EXERCISE DETAILS: Repeat exactly the lines from the line containing "Decode this image" to the last line of the listing, including both.

ROWS:
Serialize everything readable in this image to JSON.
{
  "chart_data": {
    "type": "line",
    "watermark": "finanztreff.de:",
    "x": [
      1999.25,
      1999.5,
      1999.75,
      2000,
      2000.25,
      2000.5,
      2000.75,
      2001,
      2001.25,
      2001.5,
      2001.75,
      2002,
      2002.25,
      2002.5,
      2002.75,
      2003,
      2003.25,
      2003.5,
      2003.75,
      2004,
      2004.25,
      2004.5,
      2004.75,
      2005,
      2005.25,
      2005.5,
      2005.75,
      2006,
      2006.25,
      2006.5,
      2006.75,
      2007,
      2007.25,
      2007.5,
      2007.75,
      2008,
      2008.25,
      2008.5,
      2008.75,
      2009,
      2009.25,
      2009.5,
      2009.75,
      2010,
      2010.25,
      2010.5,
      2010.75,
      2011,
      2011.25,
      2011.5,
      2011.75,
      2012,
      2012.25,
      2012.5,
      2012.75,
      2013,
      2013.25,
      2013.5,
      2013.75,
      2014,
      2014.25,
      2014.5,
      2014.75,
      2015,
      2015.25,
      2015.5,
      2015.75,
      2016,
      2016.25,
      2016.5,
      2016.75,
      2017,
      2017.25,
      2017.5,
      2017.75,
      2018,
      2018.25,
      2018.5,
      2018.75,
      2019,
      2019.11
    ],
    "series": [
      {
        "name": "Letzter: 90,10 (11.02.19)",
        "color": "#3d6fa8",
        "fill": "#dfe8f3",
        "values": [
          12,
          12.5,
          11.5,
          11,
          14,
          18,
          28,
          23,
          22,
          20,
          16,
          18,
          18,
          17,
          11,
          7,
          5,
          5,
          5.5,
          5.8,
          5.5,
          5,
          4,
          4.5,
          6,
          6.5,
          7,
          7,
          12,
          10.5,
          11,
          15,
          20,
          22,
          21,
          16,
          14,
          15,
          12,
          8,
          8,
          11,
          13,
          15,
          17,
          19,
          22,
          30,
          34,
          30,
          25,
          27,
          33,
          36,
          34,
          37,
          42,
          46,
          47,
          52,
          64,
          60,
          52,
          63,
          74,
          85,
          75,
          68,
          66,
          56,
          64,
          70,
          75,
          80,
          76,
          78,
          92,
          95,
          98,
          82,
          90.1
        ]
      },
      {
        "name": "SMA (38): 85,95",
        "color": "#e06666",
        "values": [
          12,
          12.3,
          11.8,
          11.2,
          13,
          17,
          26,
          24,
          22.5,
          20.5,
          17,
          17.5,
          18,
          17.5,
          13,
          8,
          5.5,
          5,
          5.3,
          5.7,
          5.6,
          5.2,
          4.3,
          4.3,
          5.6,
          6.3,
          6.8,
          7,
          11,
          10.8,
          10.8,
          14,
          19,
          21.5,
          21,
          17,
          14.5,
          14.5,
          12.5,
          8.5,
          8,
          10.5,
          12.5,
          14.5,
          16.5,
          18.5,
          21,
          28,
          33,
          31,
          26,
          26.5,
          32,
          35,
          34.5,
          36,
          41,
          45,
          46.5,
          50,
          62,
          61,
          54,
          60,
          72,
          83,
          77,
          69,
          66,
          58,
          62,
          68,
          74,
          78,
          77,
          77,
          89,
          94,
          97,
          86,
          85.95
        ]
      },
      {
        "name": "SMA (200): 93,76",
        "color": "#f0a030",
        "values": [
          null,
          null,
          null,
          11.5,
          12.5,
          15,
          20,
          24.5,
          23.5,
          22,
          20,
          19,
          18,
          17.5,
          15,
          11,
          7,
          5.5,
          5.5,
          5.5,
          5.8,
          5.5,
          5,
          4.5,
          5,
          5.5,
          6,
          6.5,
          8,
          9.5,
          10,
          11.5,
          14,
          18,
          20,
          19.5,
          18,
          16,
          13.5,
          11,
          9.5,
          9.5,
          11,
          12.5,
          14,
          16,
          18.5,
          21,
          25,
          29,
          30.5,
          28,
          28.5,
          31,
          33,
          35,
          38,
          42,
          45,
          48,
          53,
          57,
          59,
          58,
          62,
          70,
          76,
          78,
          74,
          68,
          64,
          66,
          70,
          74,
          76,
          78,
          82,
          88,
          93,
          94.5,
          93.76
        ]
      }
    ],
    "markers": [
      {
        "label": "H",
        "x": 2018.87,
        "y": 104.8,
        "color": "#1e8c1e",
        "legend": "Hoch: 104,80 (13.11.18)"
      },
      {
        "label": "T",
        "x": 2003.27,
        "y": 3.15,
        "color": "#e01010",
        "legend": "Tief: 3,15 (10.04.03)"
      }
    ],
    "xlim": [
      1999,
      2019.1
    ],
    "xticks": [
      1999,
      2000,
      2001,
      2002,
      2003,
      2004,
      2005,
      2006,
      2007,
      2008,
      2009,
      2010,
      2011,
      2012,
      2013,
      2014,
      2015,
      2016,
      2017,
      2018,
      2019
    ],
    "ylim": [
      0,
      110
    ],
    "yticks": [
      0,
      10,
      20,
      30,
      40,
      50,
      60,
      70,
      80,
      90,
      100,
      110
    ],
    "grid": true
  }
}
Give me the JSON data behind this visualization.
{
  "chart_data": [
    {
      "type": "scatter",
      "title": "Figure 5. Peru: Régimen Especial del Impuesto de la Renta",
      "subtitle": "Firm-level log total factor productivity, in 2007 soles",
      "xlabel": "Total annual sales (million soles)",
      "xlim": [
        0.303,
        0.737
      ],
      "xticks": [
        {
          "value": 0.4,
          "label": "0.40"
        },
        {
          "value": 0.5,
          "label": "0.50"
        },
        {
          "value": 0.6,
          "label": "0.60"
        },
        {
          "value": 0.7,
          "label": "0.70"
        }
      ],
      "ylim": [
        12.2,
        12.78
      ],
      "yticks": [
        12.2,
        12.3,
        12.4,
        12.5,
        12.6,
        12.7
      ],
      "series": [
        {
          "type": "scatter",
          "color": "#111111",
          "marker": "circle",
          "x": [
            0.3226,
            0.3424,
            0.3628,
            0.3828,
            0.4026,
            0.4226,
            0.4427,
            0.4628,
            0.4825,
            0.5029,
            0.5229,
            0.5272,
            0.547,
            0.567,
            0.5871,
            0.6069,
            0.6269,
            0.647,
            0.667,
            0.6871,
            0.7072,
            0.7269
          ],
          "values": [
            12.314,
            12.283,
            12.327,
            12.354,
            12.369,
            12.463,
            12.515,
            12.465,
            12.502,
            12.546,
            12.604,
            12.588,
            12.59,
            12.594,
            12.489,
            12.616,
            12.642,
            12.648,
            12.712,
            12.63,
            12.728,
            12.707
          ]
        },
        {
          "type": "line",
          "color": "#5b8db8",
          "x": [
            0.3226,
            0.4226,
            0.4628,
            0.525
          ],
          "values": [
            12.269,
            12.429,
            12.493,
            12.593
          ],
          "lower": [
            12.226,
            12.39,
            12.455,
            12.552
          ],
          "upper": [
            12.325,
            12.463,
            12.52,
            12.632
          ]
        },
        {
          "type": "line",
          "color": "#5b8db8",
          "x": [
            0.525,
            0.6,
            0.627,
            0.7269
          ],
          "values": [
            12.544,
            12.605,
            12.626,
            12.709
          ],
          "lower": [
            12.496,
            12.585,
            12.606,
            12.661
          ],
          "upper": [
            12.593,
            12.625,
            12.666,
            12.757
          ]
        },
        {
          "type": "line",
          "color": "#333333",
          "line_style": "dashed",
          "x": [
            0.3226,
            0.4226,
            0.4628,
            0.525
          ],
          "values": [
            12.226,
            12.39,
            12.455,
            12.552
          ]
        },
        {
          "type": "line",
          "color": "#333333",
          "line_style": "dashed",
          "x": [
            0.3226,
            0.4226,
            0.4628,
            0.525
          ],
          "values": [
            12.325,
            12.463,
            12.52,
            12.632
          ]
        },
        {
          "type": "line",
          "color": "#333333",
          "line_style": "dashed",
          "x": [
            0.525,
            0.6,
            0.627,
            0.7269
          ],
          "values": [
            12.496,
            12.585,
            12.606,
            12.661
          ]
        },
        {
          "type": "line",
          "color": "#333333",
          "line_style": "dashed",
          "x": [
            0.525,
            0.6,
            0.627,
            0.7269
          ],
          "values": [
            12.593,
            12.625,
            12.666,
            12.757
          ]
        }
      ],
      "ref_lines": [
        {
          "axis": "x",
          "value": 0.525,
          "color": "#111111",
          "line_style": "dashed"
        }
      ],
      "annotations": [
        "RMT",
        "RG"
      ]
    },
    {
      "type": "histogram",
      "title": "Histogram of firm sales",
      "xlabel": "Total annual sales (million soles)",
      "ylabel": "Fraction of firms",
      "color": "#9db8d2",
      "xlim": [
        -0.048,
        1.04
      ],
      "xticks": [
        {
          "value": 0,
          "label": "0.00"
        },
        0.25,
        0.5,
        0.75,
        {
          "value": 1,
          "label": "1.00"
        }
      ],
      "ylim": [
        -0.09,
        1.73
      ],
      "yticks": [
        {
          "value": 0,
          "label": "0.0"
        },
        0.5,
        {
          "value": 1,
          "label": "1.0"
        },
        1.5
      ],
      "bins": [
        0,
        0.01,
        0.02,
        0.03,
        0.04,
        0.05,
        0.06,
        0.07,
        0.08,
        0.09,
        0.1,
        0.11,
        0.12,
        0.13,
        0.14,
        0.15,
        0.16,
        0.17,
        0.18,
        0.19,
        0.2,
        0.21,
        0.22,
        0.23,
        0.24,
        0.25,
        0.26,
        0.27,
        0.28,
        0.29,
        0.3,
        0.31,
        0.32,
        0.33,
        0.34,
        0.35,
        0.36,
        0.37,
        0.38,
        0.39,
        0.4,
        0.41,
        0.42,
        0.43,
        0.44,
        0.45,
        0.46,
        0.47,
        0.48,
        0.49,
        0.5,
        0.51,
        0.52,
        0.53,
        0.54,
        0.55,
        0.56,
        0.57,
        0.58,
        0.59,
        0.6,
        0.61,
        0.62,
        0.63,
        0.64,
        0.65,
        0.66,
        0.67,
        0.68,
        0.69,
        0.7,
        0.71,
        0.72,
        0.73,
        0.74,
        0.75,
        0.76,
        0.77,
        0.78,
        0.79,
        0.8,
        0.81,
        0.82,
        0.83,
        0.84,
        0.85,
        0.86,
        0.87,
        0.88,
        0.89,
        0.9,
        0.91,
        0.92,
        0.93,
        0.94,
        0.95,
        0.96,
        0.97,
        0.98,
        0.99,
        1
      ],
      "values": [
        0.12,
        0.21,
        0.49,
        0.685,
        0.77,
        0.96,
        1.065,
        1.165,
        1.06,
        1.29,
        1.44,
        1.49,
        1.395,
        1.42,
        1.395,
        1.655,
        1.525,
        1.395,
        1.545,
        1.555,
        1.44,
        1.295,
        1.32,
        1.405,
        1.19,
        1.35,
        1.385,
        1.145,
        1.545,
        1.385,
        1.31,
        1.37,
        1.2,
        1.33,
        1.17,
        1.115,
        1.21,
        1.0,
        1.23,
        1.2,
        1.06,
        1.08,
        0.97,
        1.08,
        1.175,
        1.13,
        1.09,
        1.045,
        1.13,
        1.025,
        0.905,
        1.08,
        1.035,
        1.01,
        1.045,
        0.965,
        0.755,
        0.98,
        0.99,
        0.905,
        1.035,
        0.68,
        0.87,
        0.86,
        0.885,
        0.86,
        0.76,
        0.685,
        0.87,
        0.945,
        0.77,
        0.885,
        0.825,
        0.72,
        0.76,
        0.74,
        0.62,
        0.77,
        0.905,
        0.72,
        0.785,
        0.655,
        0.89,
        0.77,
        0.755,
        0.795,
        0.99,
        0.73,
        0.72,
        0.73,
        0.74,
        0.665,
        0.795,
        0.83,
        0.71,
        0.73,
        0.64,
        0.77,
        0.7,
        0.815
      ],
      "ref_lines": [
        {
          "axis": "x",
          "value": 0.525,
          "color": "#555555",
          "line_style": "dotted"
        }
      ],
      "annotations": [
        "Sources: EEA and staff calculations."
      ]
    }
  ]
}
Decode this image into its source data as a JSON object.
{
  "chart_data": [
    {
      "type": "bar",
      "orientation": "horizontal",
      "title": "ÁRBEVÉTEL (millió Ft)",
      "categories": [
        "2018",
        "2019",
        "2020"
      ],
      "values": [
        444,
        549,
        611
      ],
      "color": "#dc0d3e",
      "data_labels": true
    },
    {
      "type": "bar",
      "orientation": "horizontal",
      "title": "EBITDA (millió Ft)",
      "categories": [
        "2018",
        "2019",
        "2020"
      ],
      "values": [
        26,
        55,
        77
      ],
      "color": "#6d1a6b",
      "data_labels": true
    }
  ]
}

EXERCISE OUTPUT:
Decode this image into its source data as a JSON object.
{
  "chart_data": [
    {
      "type": "bar",
      "orientation": "horizontal",
      "title": "ÁRBEVÉTEL (millió Ft)",
      "categories": [
        "2018",
        "2019",
        "2020"
      ],
      "values": [
        444,
        549,
        611
      ],
      "color": "#dc0d3e",
      "data_labels": true
    },
    {
      "type": "bar",
      "orientation": "horizontal",
      "title": "EBITDA (millió Ft)",
      "categories": [
        "2018",
        "2019",
        "2020"
      ],
      "values": [
        26,
        55,
        77
      ],
      "color": "#6d1a6b",
      "data_labels": true
    }
  ]
}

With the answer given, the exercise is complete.